* **Task**:
Print out every record exactly as it appears.

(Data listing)
--- Start ---

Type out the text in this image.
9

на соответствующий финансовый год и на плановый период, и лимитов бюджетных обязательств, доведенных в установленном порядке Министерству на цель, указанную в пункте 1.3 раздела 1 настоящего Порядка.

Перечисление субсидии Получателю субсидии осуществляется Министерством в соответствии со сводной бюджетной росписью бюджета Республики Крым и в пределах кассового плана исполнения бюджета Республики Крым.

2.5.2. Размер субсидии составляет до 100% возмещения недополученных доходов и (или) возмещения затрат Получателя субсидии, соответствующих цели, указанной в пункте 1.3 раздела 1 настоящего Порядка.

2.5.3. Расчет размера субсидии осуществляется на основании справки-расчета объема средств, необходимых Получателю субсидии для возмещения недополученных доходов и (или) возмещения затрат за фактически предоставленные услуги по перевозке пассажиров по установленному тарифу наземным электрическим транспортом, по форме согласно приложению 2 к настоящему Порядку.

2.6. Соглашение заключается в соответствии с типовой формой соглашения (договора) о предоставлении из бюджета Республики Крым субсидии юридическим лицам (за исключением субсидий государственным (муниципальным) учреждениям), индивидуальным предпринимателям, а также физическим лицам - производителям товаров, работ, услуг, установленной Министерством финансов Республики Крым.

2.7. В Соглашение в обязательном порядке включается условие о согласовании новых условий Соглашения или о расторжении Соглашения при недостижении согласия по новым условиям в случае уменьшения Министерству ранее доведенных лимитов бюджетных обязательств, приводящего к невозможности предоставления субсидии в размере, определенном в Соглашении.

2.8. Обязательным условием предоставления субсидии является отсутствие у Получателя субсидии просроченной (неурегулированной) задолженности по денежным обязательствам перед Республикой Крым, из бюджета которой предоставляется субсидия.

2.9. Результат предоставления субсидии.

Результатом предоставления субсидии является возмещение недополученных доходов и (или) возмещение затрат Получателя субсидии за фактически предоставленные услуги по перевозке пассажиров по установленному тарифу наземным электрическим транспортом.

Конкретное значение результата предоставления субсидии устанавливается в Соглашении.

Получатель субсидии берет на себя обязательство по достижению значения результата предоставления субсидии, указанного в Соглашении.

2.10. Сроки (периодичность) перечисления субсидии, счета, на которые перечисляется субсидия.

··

--- End ---

* **Exercise output**:
Type out the text in this image.
9

на соответствующий финансовый год и на плановый период, и лимитов бюджетных обязательств, доведенных в установленном порядке Министерству на цель, указанную в пункте 1.3 раздела 1 настоящего Порядка.

Перечисление субсидии Получателю субсидии осуществляется Министерством в соответствии со сводной бюджетной росписью бюджета Республики Крым и в пределах кассового плана исполнения бюджета Республики Крым.

2.5.2. Размер субсидии составляет до 100% возмещения недополученных доходов и (или) возмещения затрат Получателя субсидии, соответствующих цели, указанной в пункте 1.3 раздела 1 настоящего Порядка.

2.5.3. Расчет размера субсидии осуществляется на основании справки-расчета объема средств, необходимых Получателю субсидии для возмещения недополученных доходов и (или) возмещения затрат за фактически предоставленные услуги по перевозке пассажиров по установленному тарифу наземным электрическим транспортом, по форме согласно приложению 2 к настоящему Порядку.

2.6. Соглашение заключается в соответствии с типовой формой соглашения (договора) о предоставлении из бюджета Республики Крым субсидии юридическим лицам (за исключением субсидий государственным (муниципальным) учреждениям), индивидуальным предпринимателям, а также физическим лицам - производителям товаров, работ, услуг, установленной Министерством финансов Республики Крым.

2.7. В Соглашение в обязательном порядке включается условие о согласовании новых условий Соглашения или о расторжении Соглашения при недостижении согласия по новым условиям в случае уменьшения Министерству ранее доведенных лимитов бюджетных обязательств, приводящего к невозможности предоставления субсидии в размере, определенном в Соглашении.

2.8. Обязательным условием предоставления субсидии является отсутствие у Получателя субсидии просроченной (неурегулированной) задолженности по денежным обязательствам перед Республикой Крым, из бюджета которой предоставляется субсидия.

2.9. Результат предоставления субсидии.

Результатом предоставления субсидии является возмещение недополученных доходов и (или) возмещение затрат Получателя субсидии за фактически предоставленные услуги по перевозке пассажиров по установленному тарифу наземным электрическим транспортом.

Конкретное значение результата предоставления субсидии устанавливается в Соглашении.

Получатель субсидии берет на себя обязательство по достижению значения результата предоставления субсидии, указанного в Соглашении.

2.10. Сроки (периодичность) перечисления субсидии, счета, на которые перечисляется субсидия.

··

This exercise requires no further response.